Figure collection entries
▽

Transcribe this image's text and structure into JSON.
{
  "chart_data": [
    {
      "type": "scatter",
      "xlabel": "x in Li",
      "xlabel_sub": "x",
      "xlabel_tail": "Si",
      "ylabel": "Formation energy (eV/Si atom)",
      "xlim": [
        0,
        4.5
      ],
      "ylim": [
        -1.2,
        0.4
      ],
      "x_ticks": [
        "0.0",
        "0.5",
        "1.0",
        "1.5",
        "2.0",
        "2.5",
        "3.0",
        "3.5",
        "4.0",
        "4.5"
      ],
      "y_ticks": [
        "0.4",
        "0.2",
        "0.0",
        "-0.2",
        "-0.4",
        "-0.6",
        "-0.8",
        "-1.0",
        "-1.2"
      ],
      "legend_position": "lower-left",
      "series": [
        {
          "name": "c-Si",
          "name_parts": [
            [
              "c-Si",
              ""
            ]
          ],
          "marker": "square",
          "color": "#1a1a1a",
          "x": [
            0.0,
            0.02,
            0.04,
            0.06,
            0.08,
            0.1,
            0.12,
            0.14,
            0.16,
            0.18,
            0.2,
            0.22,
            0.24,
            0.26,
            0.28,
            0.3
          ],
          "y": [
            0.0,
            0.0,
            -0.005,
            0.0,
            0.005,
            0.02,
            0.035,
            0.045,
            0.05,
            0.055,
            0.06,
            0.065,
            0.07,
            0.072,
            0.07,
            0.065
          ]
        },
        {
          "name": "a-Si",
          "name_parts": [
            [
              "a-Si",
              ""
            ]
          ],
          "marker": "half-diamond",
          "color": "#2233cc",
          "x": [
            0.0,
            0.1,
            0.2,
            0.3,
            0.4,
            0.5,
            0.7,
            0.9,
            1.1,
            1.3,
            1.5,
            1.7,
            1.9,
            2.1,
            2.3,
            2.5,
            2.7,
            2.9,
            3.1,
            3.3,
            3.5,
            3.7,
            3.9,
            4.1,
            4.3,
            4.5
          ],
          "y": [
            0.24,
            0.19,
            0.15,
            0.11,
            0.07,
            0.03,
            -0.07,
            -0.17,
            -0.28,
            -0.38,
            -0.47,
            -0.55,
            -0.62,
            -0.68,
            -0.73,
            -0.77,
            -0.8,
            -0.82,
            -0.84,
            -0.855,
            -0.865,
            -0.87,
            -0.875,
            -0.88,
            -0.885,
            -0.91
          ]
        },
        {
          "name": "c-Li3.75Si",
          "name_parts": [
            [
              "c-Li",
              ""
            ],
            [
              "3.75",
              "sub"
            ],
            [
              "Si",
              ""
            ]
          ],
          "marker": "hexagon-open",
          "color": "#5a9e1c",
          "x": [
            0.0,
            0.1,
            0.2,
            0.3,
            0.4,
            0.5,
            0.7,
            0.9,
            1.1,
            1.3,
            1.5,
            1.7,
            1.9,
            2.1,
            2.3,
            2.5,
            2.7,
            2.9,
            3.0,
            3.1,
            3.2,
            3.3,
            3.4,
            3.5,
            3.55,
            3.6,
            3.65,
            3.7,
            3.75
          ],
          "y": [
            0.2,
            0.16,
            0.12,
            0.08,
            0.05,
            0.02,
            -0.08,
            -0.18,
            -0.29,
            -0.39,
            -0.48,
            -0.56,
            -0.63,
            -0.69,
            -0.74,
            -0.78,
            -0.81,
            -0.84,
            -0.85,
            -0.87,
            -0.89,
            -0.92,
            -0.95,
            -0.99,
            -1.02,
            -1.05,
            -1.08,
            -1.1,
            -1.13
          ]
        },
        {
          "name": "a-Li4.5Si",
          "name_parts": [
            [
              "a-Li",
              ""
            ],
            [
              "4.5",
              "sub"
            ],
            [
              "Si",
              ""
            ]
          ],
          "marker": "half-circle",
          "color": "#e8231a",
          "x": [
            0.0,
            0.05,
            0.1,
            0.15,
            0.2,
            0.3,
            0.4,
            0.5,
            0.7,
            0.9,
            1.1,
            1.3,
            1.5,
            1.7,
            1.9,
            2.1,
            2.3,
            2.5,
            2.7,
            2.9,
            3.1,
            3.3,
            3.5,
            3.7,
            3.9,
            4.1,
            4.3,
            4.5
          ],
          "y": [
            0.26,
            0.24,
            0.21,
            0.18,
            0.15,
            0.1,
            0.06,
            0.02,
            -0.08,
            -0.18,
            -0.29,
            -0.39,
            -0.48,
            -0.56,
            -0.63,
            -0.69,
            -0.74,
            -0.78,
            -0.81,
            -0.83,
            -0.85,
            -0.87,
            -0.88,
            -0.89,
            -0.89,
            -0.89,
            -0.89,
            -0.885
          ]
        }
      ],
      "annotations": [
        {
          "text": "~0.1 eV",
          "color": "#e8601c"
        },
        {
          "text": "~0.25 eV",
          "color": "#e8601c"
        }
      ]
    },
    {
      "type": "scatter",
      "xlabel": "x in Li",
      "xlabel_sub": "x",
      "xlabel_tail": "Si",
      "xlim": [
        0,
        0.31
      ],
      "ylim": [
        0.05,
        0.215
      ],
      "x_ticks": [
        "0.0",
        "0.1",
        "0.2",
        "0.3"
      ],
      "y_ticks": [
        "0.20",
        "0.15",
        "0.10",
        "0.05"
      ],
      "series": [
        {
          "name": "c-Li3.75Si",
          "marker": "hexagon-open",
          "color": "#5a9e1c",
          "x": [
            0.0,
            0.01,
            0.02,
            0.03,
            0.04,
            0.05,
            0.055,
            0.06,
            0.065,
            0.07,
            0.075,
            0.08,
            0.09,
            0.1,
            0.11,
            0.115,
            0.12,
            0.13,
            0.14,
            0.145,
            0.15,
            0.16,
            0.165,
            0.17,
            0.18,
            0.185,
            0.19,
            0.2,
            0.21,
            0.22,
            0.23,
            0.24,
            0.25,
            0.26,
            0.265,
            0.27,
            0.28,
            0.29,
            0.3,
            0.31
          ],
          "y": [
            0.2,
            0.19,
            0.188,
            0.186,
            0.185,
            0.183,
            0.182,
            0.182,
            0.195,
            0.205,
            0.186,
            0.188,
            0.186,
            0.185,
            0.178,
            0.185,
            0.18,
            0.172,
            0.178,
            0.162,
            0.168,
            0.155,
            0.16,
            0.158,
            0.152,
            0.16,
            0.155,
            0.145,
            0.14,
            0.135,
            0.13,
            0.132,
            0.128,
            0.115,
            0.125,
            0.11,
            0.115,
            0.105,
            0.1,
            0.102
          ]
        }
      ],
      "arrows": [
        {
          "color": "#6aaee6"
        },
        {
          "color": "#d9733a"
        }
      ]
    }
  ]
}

△

> _YOUR OBJECTIVE_
Reproduce each entry above exactly, keeping every word.

> _EXERCISE RESPONSE_
Transcribe this image's text and structure into JSON.
{
  "chart_data": [
    {
      "type": "scatter",
      "xlabel": "x in Li",
      "xlabel_sub": "x",
      "xlabel_tail": "Si",
      "ylabel": "Formation energy (eV/Si atom)",
      "xlim": [
        0,
        4.5
      ],
      "ylim": [
        -1.2,
        0.4
      ],
      "x_ticks": [
        "0.0",
        "0.5",
        "1.0",
        "1.5",
        "2.0",
        "2.5",
        "3.0",
        "3.5",
        "4.0",
        "4.5"
      ],
      "y_ticks": [
        "0.4",
        "0.2",
        "0.0",
        "-0.2",
        "-0.4",
        "-0.6",
        "-0.8",
        "-1.0",
        "-1.2"
      ],
      "legend_position": "lower-left",
      "series": [
        {
          "name": "c-Si",
          "name_parts": [
            [
              "c-Si",
              ""
            ]
          ],
          "marker": "square",
          "color": "#1a1a1a",
          "x": [
            0.0,
            0.02,
            0.04,
            0.06,
            0.08,
            0.1,
            0.12,
            0.14,
            0.16,
            0.18,
            0.2,
            0.22,
            0.24,
            0.26,
            0.28,
            0.3
          ],
          "y": [
            0.0,
            0.0,
            -0.005,
            0.0,
            0.005,
            0.02,
            0.035,
            0.045,
            0.05,
            0.055,
            0.06,
            0.065,
            0.07,
            0.072,
            0.07,
            0.065
          ]
        },
        {
          "name": "a-Si",
          "name_parts": [
            [
              "a-Si",
              ""
            ]
          ],
          "marker": "half-diamond",
          "color": "#2233cc",
          "x": [
            0.0,
            0.1,
            0.2,
            0.3,
            0.4,
            0.5,
            0.7,
            0.9,
            1.1,
            1.3,
            1.5,
            1.7,
            1.9,
            2.1,
            2.3,
            2.5,
            2.7,
            2.9,
            3.1,
            3.3,
            3.5,
            3.7,
            3.9,
            4.1,
            4.3,
            4.5
          ],
          "y": [
            0.24,
            0.19,
            0.15,
            0.11,
            0.07,
            0.03,
            -0.07,
            -0.17,
            -0.28,
            -0.38,
            -0.47,
            -0.55,
            -0.62,
            -0.68,
            -0.73,
            -0.77,
            -0.8,
            -0.82,
            -0.84,
            -0.855,
            -0.865,
            -0.87,
            -0.875,
            -0.88,
            -0.885,
            -0.91
          ]
        },
        {
          "name": "c-Li3.75Si",
          "name_parts": [
            [
              "c-Li",
              ""
            ],
            [
              "3.75",
              "sub"
            ],
            [
              "Si",
              ""
            ]
          ],
          "marker": "hexagon-open",
          "color": "#5a9e1c",
          "x": [
            0.0,
            0.1,
            0.2,
            0.3,
            0.4,
            0.5,
            0.7,
            0.9,
            1.1,
            1.3,
            1.5,
            1.7,
            1.9,
            2.1,
            2.3,
            2.5,
            2.7,
            2.9,
            3.0,
            3.1,
            3.2,
            3.3,
            3.4,
            3.5,
            3.55,
            3.6,
            3.65,
            3.7,
            3.75
          ],
          "y": [
            0.2,
            0.16,
            0.12,
            0.08,
            0.05,
            0.02,
            -0.08,
            -0.18,
            -0.29,
            -0.39,
            -0.48,
            -0.56,
            -0.63,
            -0.69,
            -0.74,
            -0.78,
            -0.81,
            -0.84,
            -0.85,
            -0.87,
            -0.89,
            -0.92,
            -0.95,
            -0.99,
            -1.02,
            -1.05,
            -1.08,
            -1.1,
            -1.13
          ]
        },
        {
          "name": "a-Li4.5Si",
          "name_parts": [
            [
              "a-Li",
              ""
            ],
            [
              "4.5",
              "sub"
            ],
            [
              "Si",
              ""
            ]
          ],
          "marker": "half-circle",
          "color": "#e8231a",
          "x": [
            0.0,
            0.05,
            0.1,
            0.15,
            0.2,
            0.3,
            0.4,
            0.5,
            0.7,
            0.9,
            1.1,
            1.3,
            1.5,
            1.7,
            1.9,
            2.1,
            2.3,
            2.5,
            2.7,
            2.9,
            3.1,
            3.3,
            3.5,
            3.7,
            3.9,
            4.1,
            4.3,
            4.5
          ],
          "y": [
            0.26,
            0.24,
            0.21,
            0.18,
            0.15,
            0.1,
            0.06,
            0.02,
            -0.08,
            -0.18,
            -0.29,
            -0.39,
            -0.48,
            -0.56,
            -0.63,
            -0.69,
            -0.74,
            -0.78,
            -0.81,
            -0.83,
            -0.85,
            -0.87,
            -0.88,
            -0.89,
            -0.89,
            -0.89,
            -0.89,
            -0.885
          ]
        }
      ],
      "annotations": [
        {
          "text": "~0.1 eV",
          "color": "#e8601c"
        },
        {
          "text": "~0.25 eV",
          "color": "#e8601c"
        }
      ]
    },
    {
      "type": "scatter",
      "xlabel": "x in Li",
      "xlabel_sub": "x",
      "xlabel_tail": "Si",
      "xlim": [
        0,
        0.31
      ],
      "ylim": [
        0.05,
        0.215
      ],
      "x_ticks": [
        "0.0",
        "0.1",
        "0.2",
        "0.3"
      ],
      "y_ticks": [
        "0.20",
        "0.15",
        "0.10",
        "0.05"
      ],
      "series": [
        {
          "name": "c-Li3.75Si",
          "marker": "hexagon-open",
          "color": "#5a9e1c",
          "x": [
            0.0,
            0.01,
            0.02,
            0.03,
            0.04,
            0.05,
            0.055,
            0.06,
            0.065,
            0.07,
            0.075,
            0.08,
            0.09,
            0.1,
            0.11,
            0.115,
            0.12,
            0.13,
            0.14,
            0.145,
            0.15,
            0.16,
            0.165,
            0.17,
            0.18,
            0.185,
            0.19,
            0.2,
            0.21,
            0.22,
            0.23,
            0.24,
            0.25,
            0.26,
            0.265,
            0.27,
            0.28,
            0.29,
            0.3,
            0.31
          ],
          "y": [
            0.2,
            0.19,
            0.188,
            0.186,
            0.185,
            0.183,
            0.182,
            0.182,
            0.195,
            0.205,
            0.186,
            0.188,
            0.186,
            0.185,
            0.178,
            0.185,
            0.18,
            0.172,
            0.178,
            0.162,
            0.168,
            0.155,
            0.16,
            0.158,
            0.152,
            0.16,
            0.155,
            0.145,
            0.14,
            0.135,
            0.13,
            0.132,
            0.128,
            0.115,
            0.125,
            0.11,
            0.115,
            0.105,
            0.1,
            0.102
          ]
        }
      ],
      "arrows": [
        {
          "color": "#6aaee6"
        },
        {
          "color": "#d9733a"
        }
      ]
    }
  ]
}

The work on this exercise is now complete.